• _作業指示_
百貨店の1月度売上に関する記事によると、伊勢丹新宿本店の客単価は前年同月比でどれだけ伸びたか。

• _ページ抜粋_
▬▬▬

百貨店主要4社の2025年1月度売上高は、おしなべて1割程度の増収だった。各社で年始営業を後ろ倒しにする動きがあったものの、業績にマイナス影響はほとんど見られない。業績を押し上げたのは富裕層やインバウンド。彼らの目覚ましい購買力の前に、初売りセールの存在感はどんどん小さくなっている。
各社の業績は、三越伊勢丹が前年同月比18.8%増、高島屋が同8.1%増、大丸松坂屋百貨店が同12.2%増、阪急阪神百貨店が同6.1%増。
阪急阪神百貨店の阪急本店の1月度売上高は、前年同月比12.3%増。 同社は15店舗中、11店舗で年始休業を1日増やした。阪急本店も、初売りが前年から1日後ろ倒しとなり、1月3日に営業開始した。同日は開店前に長蛇の並び列となったため、予定より30分早めて開店。3、4日の累計来店客数は、前年の初動2日間(2、3日)と比較して1割増、売上高は2割増だった。ただし、売り上げの嵩上げ要因となったのは「クリアランスセール品よりも定価商品」(同社)であり、免税売上高は前年同月比1.5倍、100万円以上の高額品の売り上げは同約40%増だった。
三越伊勢丹の伊勢丹新宿本店は、前年同月比25.3%増。内訳は、国内売上高が同22.7%増、免税売上高が同38.9%増だった。やはり、高単価商品の好調とインバウンドの旺盛な購買が支える構図は変わらない。全体の客数は同微減ながら、客単価が23.9%増と大きく伸びた。初売りの4日間(2〜5日)の売り上げは、前年同期比28%増。クリアランスセール品よりも「プロパー(正価品)がけん引した」(同社広報)という。
大丸松坂屋百貨店も初売りを例年より1日遅くスタートしたことで、営業日数では1日分のマイナス影響があったが、免税客売上高が前年同月比87.5%と、単月として過去最高を更新する好調ぶりでカバーした。高島屋も年始営業は3日からで営業日を1日減らすも、免税売上高の好調(同45.7%)で補った。

▬▬▬

ページレイアウト解析データ
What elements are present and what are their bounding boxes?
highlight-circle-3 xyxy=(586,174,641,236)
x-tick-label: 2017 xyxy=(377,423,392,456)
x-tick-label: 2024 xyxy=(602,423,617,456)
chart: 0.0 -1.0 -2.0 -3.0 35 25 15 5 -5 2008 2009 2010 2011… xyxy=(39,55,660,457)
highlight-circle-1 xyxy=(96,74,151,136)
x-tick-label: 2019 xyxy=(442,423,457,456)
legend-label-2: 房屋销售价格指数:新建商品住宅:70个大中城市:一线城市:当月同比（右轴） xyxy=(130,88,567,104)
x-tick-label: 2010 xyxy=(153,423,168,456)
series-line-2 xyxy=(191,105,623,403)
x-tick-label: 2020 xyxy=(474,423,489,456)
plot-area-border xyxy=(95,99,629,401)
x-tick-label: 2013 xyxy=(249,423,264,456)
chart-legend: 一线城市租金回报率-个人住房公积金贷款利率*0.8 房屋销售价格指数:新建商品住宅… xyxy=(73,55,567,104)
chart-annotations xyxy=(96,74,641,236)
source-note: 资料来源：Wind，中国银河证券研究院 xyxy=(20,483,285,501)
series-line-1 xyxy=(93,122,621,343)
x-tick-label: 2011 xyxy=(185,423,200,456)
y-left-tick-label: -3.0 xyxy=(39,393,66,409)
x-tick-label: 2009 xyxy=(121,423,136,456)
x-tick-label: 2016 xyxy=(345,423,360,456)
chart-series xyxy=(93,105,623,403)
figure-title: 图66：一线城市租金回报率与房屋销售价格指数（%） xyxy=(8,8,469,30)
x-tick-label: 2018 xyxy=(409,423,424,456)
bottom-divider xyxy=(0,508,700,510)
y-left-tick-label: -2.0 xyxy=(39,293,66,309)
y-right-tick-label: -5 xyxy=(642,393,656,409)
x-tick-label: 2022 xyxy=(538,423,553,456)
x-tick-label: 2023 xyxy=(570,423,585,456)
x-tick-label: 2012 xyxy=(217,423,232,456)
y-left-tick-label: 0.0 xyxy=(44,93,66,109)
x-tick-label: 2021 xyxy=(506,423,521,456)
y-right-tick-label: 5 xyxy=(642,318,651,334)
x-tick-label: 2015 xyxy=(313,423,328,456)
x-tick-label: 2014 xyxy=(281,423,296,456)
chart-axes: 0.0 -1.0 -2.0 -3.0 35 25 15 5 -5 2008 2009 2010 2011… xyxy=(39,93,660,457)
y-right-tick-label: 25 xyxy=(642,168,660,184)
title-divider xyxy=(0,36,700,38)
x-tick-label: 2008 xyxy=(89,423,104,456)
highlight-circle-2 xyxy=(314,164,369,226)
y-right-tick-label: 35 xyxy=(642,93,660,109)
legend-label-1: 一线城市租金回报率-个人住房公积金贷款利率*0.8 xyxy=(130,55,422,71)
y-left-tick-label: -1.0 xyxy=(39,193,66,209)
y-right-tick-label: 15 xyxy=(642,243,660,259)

▬▬▬

• _出力_
23.9%増。